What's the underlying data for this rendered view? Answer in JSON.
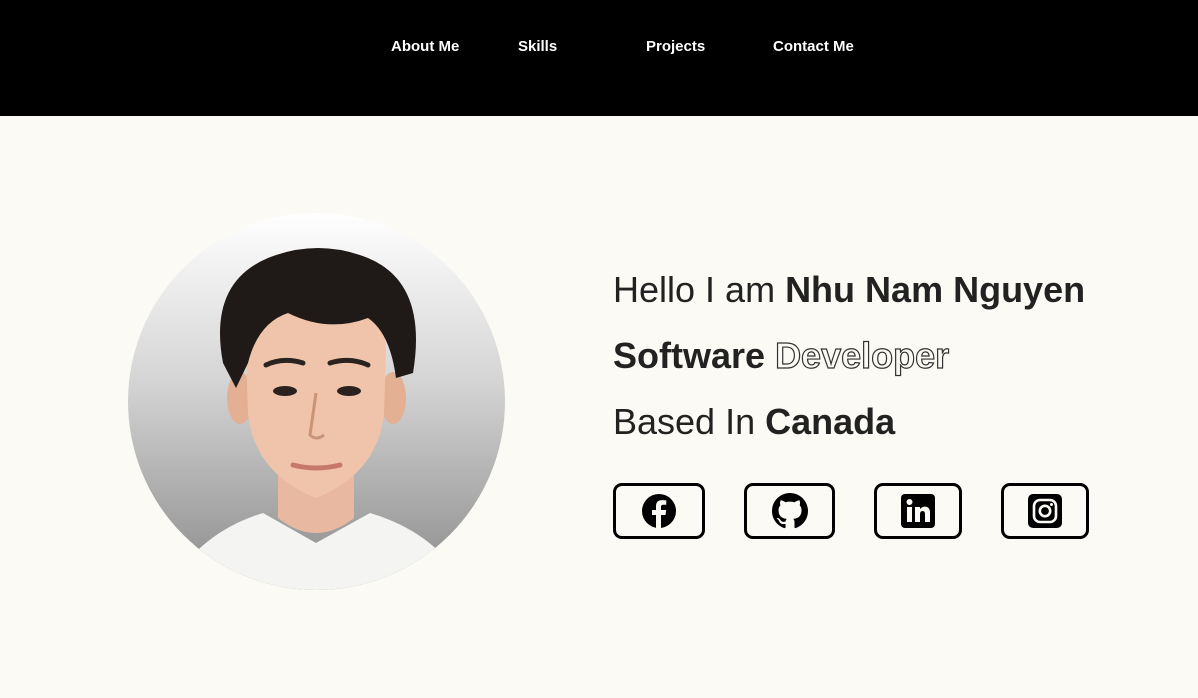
{
  "nav": {
    "about": "About Me",
    "skills": "Skills",
    "projects": "Projects",
    "contact": "Contact Me"
  },
  "hero": {
    "greeting_prefix": "Hello I am ",
    "name": "Nhu Nam Nguyen",
    "role_bold": "Software",
    "role_outline": "Developer",
    "location_prefix": "Based In ",
    "location": "Canada"
  },
  "social": [
    {
      "icon": "facebook-icon"
    },
    {
      "icon": "github-icon"
    },
    {
      "icon": "linkedin-icon"
    },
    {
      "icon": "instagram-icon"
    }
  ],
  "colors": {
    "header_bg": "#000000",
    "page_bg": "#fbfaf4",
    "text": "#222222",
    "nav_text": "#ffffff"
  }
}
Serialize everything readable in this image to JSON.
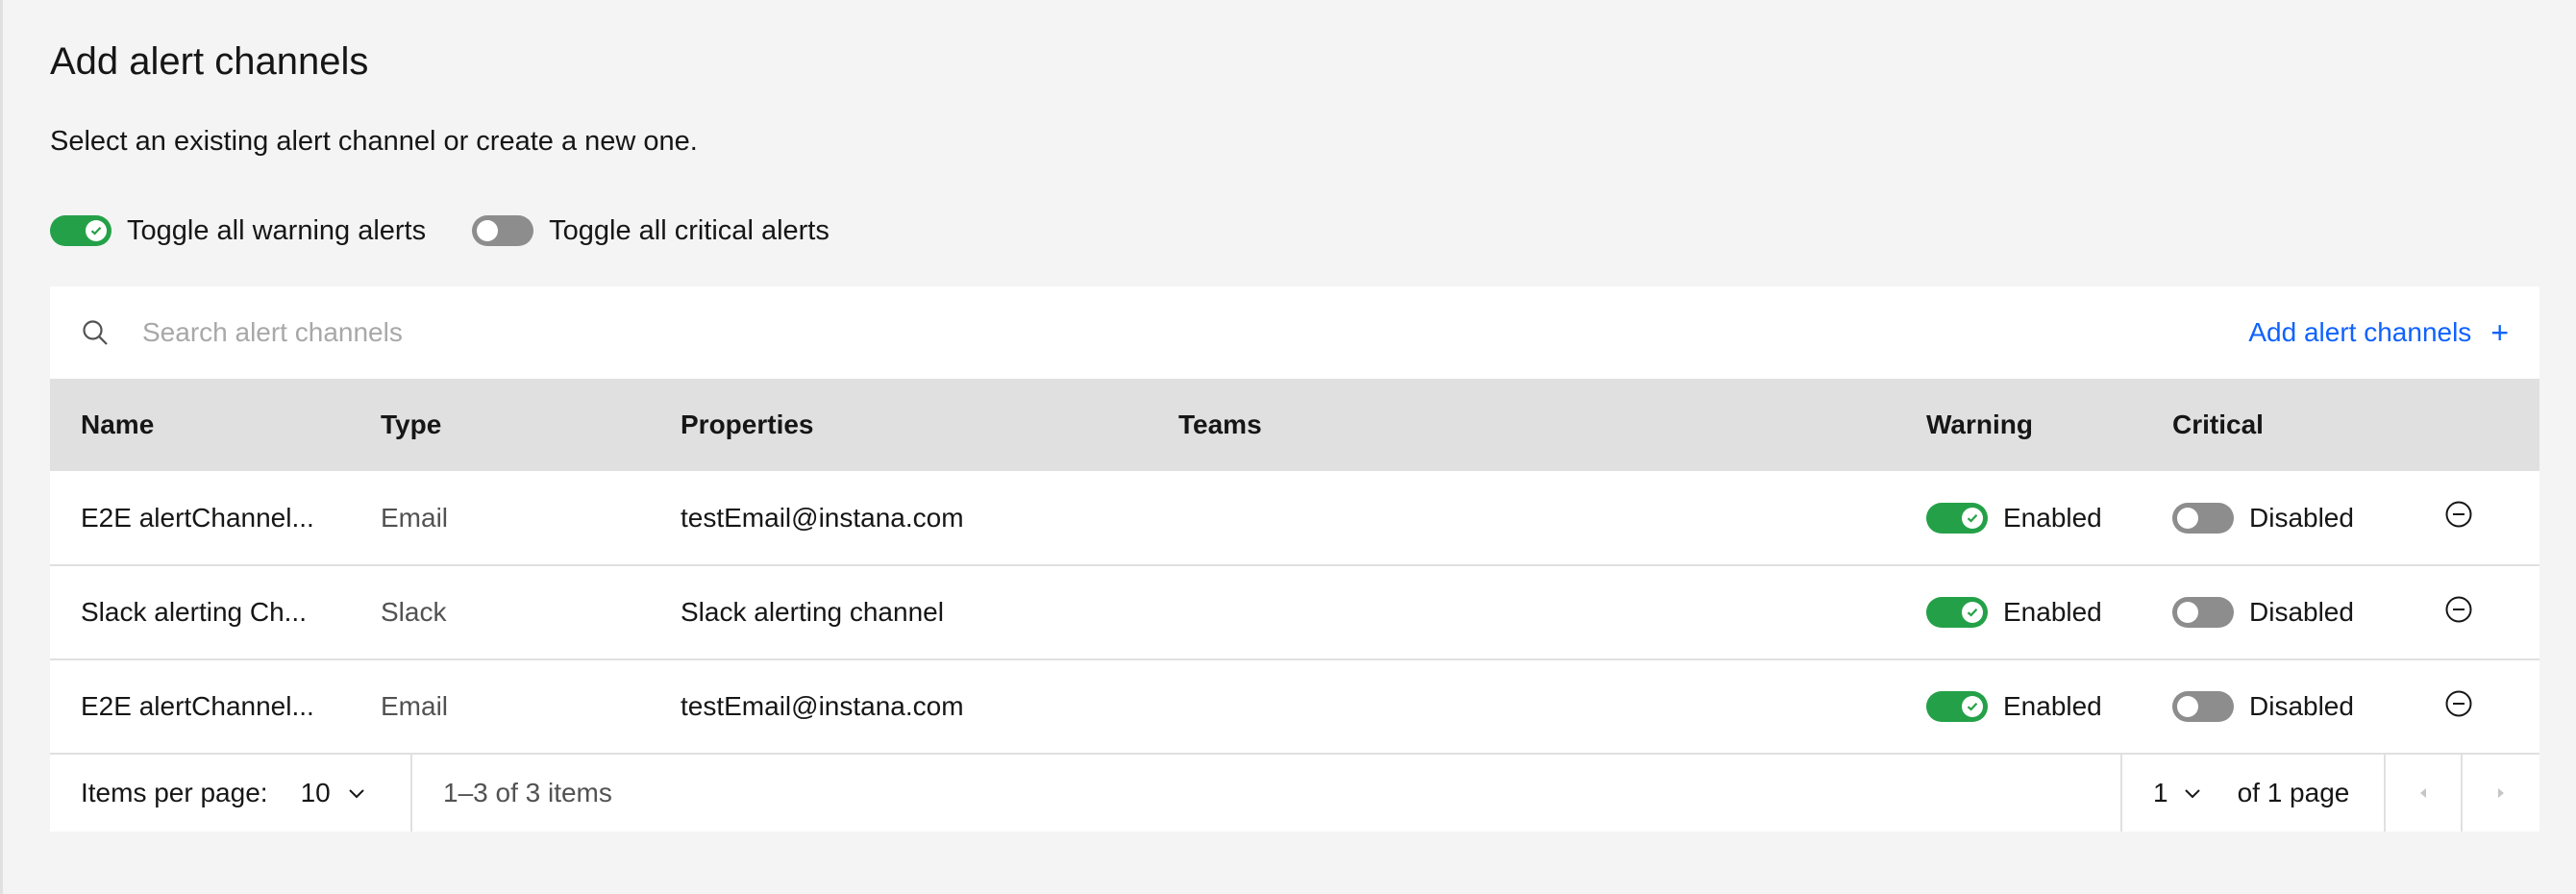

Aim :: Can you retype every record above exactly, leaving out the pictures?

Problem solution ::
What's the underlying data for this rendered view? Answer in JSON.
{
  "nav": {
    "about": "About Me",
    "skills": "Skills",
    "projects": "Projects",
    "contact": "Contact Me"
  },
  "hero": {
    "greeting_prefix": "Hello I am ",
    "name": "Nhu Nam Nguyen",
    "role_bold": "Software",
    "role_outline": "Developer",
    "location_prefix": "Based In ",
    "location": "Canada"
  },
  "social": [
    {
      "icon": "facebook-icon"
    },
    {
      "icon": "github-icon"
    },
    {
      "icon": "linkedin-icon"
    },
    {
      "icon": "instagram-icon"
    }
  ],
  "colors": {
    "header_bg": "#000000",
    "page_bg": "#fbfaf4",
    "text": "#222222",
    "nav_text": "#ffffff"
  }
}
Serialize everything readable in this image to JSON.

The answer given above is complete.